• **Your instructions**
Every line holding the word "изъятия" counts once. Give the total, nothing more.

Begin Task inputs

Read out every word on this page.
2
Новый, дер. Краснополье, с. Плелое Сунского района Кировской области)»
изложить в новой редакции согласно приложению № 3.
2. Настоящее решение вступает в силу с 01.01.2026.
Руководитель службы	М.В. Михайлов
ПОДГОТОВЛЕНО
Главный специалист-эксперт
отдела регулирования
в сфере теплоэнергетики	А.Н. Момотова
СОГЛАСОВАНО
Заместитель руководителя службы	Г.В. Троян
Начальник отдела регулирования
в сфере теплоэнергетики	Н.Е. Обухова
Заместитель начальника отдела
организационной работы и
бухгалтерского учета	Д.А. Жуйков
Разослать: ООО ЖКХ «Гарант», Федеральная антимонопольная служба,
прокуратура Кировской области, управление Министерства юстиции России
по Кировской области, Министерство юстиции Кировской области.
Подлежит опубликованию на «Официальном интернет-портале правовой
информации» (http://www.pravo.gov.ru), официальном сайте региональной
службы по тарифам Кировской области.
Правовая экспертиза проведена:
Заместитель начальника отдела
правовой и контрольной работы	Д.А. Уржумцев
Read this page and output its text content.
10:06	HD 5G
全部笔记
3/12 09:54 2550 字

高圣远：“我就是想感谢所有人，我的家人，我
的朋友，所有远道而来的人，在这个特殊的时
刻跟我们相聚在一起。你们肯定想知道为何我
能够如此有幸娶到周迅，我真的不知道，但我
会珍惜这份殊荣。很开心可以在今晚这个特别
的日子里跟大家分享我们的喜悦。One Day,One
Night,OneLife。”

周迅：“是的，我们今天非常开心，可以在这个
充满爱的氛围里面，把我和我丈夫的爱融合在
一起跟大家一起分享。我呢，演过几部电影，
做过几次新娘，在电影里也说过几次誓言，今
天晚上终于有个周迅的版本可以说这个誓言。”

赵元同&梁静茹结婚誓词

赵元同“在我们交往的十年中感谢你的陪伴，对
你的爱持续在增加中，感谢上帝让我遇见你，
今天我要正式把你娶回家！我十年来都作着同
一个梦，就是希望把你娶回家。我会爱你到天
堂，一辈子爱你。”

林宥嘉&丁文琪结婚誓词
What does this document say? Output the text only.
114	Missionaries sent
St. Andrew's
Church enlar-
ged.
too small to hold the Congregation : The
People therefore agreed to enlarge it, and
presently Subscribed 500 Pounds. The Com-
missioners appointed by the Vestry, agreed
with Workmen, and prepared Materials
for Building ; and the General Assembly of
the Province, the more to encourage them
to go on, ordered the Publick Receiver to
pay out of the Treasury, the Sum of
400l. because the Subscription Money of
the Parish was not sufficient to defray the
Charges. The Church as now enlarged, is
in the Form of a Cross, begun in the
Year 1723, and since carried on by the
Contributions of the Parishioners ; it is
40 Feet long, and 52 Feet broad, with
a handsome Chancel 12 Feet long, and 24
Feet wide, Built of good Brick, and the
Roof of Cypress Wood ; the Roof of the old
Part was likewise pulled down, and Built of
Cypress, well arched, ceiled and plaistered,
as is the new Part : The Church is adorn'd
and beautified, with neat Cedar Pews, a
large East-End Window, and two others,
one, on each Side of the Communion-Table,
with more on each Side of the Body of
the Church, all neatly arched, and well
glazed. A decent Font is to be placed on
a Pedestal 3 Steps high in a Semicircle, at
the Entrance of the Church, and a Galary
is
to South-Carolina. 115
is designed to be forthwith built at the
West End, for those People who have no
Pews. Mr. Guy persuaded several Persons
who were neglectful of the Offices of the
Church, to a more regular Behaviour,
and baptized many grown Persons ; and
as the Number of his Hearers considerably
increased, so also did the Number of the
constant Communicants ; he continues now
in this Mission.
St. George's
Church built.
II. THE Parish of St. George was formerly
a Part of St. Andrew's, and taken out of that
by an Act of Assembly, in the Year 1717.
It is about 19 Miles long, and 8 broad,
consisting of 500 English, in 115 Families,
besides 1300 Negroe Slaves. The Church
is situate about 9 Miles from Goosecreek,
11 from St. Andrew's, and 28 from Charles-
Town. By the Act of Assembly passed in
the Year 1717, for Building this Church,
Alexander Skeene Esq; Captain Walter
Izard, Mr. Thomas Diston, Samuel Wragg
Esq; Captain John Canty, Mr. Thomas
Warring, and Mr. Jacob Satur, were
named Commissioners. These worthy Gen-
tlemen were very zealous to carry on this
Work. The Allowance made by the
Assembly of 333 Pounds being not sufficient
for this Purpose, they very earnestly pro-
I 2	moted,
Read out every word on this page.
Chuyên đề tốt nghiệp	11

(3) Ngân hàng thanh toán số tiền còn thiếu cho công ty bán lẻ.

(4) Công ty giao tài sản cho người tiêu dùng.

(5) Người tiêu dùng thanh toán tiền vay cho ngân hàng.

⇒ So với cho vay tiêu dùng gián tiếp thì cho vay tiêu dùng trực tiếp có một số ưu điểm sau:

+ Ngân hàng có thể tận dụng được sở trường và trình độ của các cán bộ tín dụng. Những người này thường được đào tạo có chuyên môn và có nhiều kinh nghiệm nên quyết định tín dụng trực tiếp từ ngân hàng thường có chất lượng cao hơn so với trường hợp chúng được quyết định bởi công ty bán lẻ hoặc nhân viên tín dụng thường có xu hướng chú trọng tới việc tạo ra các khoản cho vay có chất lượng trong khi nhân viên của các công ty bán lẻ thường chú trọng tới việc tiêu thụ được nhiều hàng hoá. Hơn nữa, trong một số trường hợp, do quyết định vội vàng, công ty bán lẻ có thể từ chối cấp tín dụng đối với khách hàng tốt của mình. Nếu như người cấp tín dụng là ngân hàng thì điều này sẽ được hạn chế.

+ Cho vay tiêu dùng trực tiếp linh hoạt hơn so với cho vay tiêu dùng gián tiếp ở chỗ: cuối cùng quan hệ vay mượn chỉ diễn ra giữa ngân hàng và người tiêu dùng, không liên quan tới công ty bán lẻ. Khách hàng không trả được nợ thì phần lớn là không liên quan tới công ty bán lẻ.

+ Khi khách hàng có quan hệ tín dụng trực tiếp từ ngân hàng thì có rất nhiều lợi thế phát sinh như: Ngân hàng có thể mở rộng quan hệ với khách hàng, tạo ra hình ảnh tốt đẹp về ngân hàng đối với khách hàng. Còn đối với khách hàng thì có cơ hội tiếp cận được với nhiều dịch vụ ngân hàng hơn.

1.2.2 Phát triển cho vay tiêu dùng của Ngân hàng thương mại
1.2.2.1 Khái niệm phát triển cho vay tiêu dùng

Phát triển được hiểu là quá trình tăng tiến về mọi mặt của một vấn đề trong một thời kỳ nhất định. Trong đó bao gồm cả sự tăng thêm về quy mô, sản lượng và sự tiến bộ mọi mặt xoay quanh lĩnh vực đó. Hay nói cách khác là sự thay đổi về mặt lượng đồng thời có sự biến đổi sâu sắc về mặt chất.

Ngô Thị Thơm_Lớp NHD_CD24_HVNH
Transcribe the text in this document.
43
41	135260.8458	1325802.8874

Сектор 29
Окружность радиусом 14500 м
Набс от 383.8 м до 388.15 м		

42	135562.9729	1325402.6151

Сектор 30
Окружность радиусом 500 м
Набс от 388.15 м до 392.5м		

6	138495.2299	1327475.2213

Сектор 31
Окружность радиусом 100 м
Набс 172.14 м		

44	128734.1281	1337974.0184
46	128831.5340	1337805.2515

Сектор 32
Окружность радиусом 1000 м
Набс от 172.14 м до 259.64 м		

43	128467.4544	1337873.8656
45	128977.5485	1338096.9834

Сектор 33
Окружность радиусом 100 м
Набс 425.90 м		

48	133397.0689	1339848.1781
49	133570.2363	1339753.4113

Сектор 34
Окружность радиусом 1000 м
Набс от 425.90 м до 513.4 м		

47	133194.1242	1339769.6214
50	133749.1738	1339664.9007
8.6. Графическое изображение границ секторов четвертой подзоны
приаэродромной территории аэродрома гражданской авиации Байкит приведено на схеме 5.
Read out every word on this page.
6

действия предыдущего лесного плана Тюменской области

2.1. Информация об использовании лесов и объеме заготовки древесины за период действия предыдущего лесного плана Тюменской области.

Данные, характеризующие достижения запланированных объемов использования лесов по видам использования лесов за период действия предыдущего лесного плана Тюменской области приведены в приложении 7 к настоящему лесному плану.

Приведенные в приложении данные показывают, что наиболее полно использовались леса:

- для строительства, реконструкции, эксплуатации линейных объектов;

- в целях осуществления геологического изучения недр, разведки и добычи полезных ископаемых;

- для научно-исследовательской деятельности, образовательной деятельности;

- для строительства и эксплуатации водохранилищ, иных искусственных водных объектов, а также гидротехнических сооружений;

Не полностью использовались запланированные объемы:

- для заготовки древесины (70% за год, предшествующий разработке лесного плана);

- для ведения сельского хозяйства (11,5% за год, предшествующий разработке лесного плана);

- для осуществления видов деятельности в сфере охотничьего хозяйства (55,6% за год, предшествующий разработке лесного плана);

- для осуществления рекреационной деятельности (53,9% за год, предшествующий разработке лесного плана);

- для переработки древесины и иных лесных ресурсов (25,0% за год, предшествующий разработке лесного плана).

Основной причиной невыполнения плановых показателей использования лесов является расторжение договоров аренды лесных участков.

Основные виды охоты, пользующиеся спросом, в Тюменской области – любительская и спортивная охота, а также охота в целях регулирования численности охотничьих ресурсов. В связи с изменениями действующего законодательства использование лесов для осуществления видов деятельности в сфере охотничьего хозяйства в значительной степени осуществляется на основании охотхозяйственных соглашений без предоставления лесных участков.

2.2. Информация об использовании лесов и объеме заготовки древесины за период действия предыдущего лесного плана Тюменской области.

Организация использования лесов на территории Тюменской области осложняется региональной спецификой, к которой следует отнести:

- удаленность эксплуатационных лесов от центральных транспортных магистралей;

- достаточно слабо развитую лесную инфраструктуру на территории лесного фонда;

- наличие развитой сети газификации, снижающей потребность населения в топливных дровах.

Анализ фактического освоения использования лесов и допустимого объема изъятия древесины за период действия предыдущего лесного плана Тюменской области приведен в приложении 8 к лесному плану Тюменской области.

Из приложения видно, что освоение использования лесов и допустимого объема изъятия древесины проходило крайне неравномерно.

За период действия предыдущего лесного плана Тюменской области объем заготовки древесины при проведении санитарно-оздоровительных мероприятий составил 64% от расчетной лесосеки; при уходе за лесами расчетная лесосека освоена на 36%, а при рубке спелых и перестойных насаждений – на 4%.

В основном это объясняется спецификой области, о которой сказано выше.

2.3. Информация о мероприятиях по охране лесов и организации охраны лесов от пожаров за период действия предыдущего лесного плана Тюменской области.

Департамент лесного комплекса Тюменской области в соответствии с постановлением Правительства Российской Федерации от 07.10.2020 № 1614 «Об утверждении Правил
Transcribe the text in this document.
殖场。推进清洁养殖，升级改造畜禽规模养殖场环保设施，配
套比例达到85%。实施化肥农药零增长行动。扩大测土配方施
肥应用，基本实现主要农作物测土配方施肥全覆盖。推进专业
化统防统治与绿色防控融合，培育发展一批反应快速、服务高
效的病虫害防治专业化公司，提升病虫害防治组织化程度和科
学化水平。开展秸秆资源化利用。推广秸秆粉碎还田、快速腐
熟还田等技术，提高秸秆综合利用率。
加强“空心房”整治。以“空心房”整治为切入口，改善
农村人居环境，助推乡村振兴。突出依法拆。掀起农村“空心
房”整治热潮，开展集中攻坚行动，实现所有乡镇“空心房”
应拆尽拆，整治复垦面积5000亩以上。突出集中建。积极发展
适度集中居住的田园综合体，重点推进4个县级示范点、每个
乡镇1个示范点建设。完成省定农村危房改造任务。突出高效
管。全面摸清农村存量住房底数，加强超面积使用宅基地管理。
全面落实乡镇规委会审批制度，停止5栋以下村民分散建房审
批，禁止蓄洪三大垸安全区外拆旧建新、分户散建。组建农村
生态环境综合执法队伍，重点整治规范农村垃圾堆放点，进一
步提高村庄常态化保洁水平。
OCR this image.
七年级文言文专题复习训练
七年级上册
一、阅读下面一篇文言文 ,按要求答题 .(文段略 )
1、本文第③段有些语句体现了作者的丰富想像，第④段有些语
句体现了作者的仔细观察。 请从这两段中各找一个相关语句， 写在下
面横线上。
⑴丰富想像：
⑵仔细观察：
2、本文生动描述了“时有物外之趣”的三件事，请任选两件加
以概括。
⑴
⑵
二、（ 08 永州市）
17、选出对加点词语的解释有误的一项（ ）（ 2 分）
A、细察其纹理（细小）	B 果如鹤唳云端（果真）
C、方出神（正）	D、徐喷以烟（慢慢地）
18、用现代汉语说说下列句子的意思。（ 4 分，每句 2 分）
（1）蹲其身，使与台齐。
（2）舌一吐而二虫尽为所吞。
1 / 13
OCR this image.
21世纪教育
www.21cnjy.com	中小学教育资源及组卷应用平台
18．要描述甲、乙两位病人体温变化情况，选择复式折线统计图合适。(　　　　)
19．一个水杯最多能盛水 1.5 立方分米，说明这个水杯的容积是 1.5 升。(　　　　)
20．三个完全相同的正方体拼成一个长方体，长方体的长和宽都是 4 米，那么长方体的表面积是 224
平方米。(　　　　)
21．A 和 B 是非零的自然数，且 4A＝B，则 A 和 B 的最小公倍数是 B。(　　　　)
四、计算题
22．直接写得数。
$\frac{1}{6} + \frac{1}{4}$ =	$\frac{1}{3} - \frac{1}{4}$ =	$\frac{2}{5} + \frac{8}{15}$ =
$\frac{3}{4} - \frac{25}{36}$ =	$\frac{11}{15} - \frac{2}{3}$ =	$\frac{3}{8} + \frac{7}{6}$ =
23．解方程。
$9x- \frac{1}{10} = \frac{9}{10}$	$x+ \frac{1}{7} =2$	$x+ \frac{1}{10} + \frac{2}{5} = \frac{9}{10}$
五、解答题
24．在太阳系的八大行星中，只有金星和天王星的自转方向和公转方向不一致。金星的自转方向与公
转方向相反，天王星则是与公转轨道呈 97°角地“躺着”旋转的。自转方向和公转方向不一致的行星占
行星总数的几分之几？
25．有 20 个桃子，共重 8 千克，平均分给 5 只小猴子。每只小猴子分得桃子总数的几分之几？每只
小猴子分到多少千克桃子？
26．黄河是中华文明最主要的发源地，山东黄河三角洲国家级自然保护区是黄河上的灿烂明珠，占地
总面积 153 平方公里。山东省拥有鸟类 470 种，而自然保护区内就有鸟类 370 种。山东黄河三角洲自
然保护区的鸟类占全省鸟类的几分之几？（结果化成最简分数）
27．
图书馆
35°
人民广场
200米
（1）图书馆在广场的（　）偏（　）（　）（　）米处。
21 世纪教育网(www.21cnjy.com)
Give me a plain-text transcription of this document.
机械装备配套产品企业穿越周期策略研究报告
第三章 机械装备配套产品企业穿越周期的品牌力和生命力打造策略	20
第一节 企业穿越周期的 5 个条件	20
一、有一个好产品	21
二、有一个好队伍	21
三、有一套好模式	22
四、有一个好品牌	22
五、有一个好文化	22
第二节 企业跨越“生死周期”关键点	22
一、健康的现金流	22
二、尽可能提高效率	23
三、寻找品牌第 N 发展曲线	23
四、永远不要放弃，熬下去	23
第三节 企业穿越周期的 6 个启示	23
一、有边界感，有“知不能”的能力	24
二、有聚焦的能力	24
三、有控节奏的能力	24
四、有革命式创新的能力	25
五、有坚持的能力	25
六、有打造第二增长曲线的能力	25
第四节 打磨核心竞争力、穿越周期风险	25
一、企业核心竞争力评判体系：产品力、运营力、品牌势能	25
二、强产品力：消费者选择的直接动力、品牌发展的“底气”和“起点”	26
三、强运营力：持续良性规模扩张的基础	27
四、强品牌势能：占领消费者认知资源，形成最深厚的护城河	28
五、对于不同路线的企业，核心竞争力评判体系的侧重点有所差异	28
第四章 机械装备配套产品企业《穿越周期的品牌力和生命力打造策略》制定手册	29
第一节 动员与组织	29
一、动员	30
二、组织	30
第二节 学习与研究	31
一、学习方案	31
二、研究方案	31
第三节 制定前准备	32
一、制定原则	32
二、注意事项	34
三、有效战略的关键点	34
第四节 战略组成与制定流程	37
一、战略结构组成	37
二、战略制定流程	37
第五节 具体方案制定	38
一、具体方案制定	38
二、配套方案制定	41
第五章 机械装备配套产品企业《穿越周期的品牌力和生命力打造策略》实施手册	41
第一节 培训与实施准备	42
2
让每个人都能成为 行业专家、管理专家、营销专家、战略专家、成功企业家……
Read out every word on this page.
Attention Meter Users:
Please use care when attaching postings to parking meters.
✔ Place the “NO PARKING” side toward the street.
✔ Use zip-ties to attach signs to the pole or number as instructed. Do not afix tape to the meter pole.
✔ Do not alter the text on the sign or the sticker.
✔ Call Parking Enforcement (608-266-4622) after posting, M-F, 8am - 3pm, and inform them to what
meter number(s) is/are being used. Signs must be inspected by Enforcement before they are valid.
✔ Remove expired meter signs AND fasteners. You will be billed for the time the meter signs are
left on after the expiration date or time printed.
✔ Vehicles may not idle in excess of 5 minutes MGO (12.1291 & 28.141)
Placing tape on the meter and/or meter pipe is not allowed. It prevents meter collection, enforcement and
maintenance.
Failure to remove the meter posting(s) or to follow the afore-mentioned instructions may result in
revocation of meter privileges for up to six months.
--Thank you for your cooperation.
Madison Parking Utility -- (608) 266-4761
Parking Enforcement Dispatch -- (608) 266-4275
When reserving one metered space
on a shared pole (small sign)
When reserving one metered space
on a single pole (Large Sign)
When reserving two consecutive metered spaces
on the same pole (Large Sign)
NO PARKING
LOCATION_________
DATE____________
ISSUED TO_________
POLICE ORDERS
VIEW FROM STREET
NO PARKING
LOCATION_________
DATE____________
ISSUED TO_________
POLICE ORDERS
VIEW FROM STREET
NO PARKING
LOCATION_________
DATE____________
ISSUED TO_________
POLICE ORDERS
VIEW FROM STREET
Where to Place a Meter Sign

End Task inputs

• **Answer to the problem**
2